■ **Written request**: Search the data below for the word "вязкость" and copy each line that holds it.

# Data excerpts start

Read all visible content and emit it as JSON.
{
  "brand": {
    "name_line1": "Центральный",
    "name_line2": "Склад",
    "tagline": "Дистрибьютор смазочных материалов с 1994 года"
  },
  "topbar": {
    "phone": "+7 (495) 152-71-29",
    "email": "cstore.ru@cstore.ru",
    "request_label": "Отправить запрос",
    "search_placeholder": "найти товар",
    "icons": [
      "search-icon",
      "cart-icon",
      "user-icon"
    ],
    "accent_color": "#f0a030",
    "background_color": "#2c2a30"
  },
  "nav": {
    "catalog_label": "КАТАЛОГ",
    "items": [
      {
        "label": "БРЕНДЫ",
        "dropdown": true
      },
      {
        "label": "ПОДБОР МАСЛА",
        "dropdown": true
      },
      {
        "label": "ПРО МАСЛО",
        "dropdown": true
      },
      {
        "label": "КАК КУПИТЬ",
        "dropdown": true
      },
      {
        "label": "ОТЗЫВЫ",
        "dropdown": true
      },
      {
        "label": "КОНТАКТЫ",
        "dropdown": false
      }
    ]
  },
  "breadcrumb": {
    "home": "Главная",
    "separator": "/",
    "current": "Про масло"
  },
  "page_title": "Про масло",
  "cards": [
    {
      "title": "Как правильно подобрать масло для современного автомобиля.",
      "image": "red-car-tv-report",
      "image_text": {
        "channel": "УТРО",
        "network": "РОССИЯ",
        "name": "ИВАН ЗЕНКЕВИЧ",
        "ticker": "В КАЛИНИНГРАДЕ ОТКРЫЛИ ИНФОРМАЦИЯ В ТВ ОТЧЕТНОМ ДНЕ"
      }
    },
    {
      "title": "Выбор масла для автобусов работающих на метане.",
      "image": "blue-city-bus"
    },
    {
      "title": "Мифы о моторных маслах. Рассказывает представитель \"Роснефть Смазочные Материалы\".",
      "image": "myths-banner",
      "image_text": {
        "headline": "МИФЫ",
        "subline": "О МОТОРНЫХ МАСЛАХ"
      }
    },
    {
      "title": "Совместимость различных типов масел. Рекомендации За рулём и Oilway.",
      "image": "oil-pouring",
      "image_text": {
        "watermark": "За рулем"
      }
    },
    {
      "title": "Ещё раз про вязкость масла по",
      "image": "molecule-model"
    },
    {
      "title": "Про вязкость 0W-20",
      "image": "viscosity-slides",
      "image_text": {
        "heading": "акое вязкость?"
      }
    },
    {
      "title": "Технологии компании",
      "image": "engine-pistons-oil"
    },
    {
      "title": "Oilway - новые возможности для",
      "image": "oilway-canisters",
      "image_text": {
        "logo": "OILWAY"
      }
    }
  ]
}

# Data excerpts end

■ **Result of this task**:
      "title": "Ещё раз про вязкость масла по",
      "title": "Про вязкость 0W-20",
        "heading": "акое вязкость?"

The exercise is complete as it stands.